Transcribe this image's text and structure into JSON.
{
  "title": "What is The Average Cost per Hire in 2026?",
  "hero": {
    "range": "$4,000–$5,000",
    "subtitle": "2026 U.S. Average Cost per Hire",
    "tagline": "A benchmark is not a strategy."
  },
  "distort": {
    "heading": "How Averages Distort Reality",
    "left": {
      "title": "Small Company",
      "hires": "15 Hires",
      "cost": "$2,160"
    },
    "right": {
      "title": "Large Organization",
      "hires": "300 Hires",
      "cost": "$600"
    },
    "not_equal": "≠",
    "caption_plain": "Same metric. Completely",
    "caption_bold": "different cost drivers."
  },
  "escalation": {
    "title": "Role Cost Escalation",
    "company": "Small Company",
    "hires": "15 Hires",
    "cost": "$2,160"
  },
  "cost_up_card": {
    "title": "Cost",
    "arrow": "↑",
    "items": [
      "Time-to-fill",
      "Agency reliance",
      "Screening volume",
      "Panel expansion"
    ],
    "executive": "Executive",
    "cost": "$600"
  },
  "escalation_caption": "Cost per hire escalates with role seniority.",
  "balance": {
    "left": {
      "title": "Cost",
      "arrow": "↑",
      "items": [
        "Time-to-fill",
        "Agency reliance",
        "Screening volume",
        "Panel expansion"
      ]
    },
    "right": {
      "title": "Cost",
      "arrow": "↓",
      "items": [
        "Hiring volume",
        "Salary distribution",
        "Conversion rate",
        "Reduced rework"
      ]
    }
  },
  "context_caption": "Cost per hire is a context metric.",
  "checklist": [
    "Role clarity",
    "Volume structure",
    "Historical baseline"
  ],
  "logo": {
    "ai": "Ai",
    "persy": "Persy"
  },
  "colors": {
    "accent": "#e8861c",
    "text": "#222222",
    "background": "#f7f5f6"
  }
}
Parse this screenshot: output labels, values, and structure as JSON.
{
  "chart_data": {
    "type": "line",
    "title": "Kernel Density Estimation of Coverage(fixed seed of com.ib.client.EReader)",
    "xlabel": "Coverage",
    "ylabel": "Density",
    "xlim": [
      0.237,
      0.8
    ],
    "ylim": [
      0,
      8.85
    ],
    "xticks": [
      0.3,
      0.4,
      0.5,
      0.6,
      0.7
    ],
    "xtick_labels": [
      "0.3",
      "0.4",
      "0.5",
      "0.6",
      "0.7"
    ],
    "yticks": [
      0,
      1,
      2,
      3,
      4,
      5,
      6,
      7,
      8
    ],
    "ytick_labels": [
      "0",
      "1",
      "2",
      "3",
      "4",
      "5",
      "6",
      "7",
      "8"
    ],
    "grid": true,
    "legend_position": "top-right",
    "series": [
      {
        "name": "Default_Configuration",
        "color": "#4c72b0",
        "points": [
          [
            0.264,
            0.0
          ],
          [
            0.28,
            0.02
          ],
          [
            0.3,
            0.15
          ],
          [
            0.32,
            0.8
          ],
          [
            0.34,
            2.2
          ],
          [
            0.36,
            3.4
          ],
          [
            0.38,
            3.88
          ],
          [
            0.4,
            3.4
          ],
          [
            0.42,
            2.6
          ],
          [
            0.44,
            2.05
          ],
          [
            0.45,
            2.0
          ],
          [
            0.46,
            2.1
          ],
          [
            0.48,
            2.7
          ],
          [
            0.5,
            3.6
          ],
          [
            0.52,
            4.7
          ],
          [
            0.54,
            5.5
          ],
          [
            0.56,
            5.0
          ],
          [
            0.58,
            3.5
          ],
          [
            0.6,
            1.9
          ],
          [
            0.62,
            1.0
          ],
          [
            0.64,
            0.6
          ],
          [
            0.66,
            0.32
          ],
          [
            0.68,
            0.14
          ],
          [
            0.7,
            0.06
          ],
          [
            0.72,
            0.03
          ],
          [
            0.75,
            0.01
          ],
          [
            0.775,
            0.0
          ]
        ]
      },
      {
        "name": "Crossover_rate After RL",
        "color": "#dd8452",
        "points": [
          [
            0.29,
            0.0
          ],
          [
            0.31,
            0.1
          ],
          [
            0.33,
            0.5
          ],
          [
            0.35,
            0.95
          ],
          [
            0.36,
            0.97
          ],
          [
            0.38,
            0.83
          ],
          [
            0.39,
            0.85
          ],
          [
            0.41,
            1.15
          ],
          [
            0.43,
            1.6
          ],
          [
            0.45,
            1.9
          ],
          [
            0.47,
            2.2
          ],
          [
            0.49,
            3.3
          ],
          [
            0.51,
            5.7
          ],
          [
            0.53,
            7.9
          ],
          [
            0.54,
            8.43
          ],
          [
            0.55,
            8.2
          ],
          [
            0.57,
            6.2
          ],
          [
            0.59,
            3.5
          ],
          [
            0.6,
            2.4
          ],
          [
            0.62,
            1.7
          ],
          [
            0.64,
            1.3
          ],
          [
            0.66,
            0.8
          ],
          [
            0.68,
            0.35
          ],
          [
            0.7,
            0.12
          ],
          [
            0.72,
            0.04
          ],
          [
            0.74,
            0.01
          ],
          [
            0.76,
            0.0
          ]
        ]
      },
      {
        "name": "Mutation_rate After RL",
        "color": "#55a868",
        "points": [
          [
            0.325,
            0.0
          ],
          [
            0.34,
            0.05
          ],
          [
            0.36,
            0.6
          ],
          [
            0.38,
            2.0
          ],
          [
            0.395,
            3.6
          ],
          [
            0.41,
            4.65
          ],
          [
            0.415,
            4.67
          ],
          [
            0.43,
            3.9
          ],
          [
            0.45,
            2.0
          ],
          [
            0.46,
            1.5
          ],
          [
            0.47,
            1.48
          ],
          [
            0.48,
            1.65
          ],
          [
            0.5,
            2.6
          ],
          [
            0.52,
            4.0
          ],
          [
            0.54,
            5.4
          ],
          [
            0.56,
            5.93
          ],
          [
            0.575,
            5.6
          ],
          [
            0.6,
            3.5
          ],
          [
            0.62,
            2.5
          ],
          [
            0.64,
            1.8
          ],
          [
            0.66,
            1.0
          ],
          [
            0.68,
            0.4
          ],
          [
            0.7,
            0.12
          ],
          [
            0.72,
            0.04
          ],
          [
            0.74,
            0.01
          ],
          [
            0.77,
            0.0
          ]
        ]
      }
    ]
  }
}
----
The request -> Retype the whole listing above exactly.

Result for this exercise ->
Transcribe this image's text and structure into JSON.
{
  "title": "What is The Average Cost per Hire in 2026?",
  "hero": {
    "range": "$4,000–$5,000",
    "subtitle": "2026 U.S. Average Cost per Hire",
    "tagline": "A benchmark is not a strategy."
  },
  "distort": {
    "heading": "How Averages Distort Reality",
    "left": {
      "title": "Small Company",
      "hires": "15 Hires",
      "cost": "$2,160"
    },
    "right": {
      "title": "Large Organization",
      "hires": "300 Hires",
      "cost": "$600"
    },
    "not_equal": "≠",
    "caption_plain": "Same metric. Completely",
    "caption_bold": "different cost drivers."
  },
  "escalation": {
    "title": "Role Cost Escalation",
    "company": "Small Company",
    "hires": "15 Hires",
    "cost": "$2,160"
  },
  "cost_up_card": {
    "title": "Cost",
    "arrow": "↑",
    "items": [
      "Time-to-fill",
      "Agency reliance",
      "Screening volume",
      "Panel expansion"
    ],
    "executive": "Executive",
    "cost": "$600"
  },
  "escalation_caption": "Cost per hire escalates with role seniority.",
  "balance": {
    "left": {
      "title": "Cost",
      "arrow": "↑",
      "items": [
        "Time-to-fill",
        "Agency reliance",
        "Screening volume",
        "Panel expansion"
      ]
    },
    "right": {
      "title": "Cost",
      "arrow": "↓",
      "items": [
        "Hiring volume",
        "Salary distribution",
        "Conversion rate",
        "Reduced rework"
      ]
    }
  },
  "context_caption": "Cost per hire is a context metric.",
  "checklist": [
    "Role clarity",
    "Volume structure",
    "Historical baseline"
  ],
  "logo": {
    "ai": "Ai",
    "persy": "Persy"
  },
  "colors": {
    "accent": "#e8861c",
    "text": "#222222",
    "background": "#f7f5f6"
  }
}
Parse this screenshot: output labels, values, and structure as JSON.
{
  "chart_data": {
    "type": "line",
    "title": "Kernel Density Estimation of Coverage(fixed seed of com.ib.client.EReader)",
    "xlabel": "Coverage",
    "ylabel": "Density",
    "xlim": [
      0.237,
      0.8
    ],
    "ylim": [
      0,
      8.85
    ],
    "xticks": [
      0.3,
      0.4,
      0.5,
      0.6,
      0.7
    ],
    "xtick_labels": [
      "0.3",
      "0.4",
      "0.5",
      "0.6",
      "0.7"
    ],
    "yticks": [
      0,
      1,
      2,
      3,
      4,
      5,
      6,
      7,
      8
    ],
    "ytick_labels": [
      "0",
      "1",
      "2",
      "3",
      "4",
      "5",
      "6",
      "7",
      "8"
    ],
    "grid": true,
    "legend_position": "top-right",
    "series": [
      {
        "name": "Default_Configuration",
        "color": "#4c72b0",
        "points": [
          [
            0.264,
            0.0
          ],
          [
            0.28,
            0.02
          ],
          [
            0.3,
            0.15
          ],
          [
            0.32,
            0.8
          ],
          [
            0.34,
            2.2
          ],
          [
            0.36,
            3.4
          ],
          [
            0.38,
            3.88
          ],
          [
            0.4,
            3.4
          ],
          [
            0.42,
            2.6
          ],
          [
            0.44,
            2.05
          ],
          [
            0.45,
            2.0
          ],
          [
            0.46,
            2.1
          ],
          [
            0.48,
            2.7
          ],
          [
            0.5,
            3.6
          ],
          [
            0.52,
            4.7
          ],
          [
            0.54,
            5.5
          ],
          [
            0.56,
            5.0
          ],
          [
            0.58,
            3.5
          ],
          [
            0.6,
            1.9
          ],
          [
            0.62,
            1.0
          ],
          [
            0.64,
            0.6
          ],
          [
            0.66,
            0.32
          ],
          [
            0.68,
            0.14
          ],
          [
            0.7,
            0.06
          ],
          [
            0.72,
            0.03
          ],
          [
            0.75,
            0.01
          ],
          [
            0.775,
            0.0
          ]
        ]
      },
      {
        "name": "Crossover_rate After RL",
        "color": "#dd8452",
        "points": [
          [
            0.29,
            0.0
          ],
          [
            0.31,
            0.1
          ],
          [
            0.33,
            0.5
          ],
          [
            0.35,
            0.95
          ],
          [
            0.36,
            0.97
          ],
          [
            0.38,
            0.83
          ],
          [
            0.39,
            0.85
          ],
          [
            0.41,
            1.15
          ],
          [
            0.43,
            1.6
          ],
          [
            0.45,
            1.9
          ],
          [
            0.47,
            2.2
          ],
          [
            0.49,
            3.3
          ],
          [
            0.51,
            5.7
          ],
          [
            0.53,
            7.9
          ],
          [
            0.54,
            8.43
          ],
          [
            0.55,
            8.2
          ],
          [
            0.57,
            6.2
          ],
          [
            0.59,
            3.5
          ],
          [
            0.6,
            2.4
          ],
          [
            0.62,
            1.7
          ],
          [
            0.64,
            1.3
          ],
          [
            0.66,
            0.8
          ],
          [
            0.68,
            0.35
          ],
          [
            0.7,
            0.12
          ],
          [
            0.72,
            0.04
          ],
          [
            0.74,
            0.01
          ],
          [
            0.76,
            0.0
          ]
        ]
      },
      {
        "name": "Mutation_rate After RL",
        "color": "#55a868",
        "points": [
          [
            0.325,
            0.0
          ],
          [
            0.34,
            0.05
          ],
          [
            0.36,
            0.6
          ],
          [
            0.38,
            2.0
          ],
          [
            0.395,
            3.6
          ],
          [
            0.41,
            4.65
          ],
          [
            0.415,
            4.67
          ],
          [
            0.43,
            3.9
          ],
          [
            0.45,
            2.0
          ],
          [
            0.46,
            1.5
          ],
          [
            0.47,
            1.48
          ],
          [
            0.48,
            1.65
          ],
          [
            0.5,
            2.6
          ],
          [
            0.52,
            4.0
          ],
          [
            0.54,
            5.4
          ],
          [
            0.56,
            5.93
          ],
          [
            0.575,
            5.6
          ],
          [
            0.6,
            3.5
          ],
          [
            0.62,
            2.5
          ],
          [
            0.64,
            1.8
          ],
          [
            0.66,
            1.0
          ],
          [
            0.68,
            0.4
          ],
          [
            0.7,
            0.12
          ],
          [
            0.72,
            0.04
          ],
          [
            0.74,
            0.01
          ],
          [
            0.77,
            0.0
          ]
        ]
      }
    ]
  }
}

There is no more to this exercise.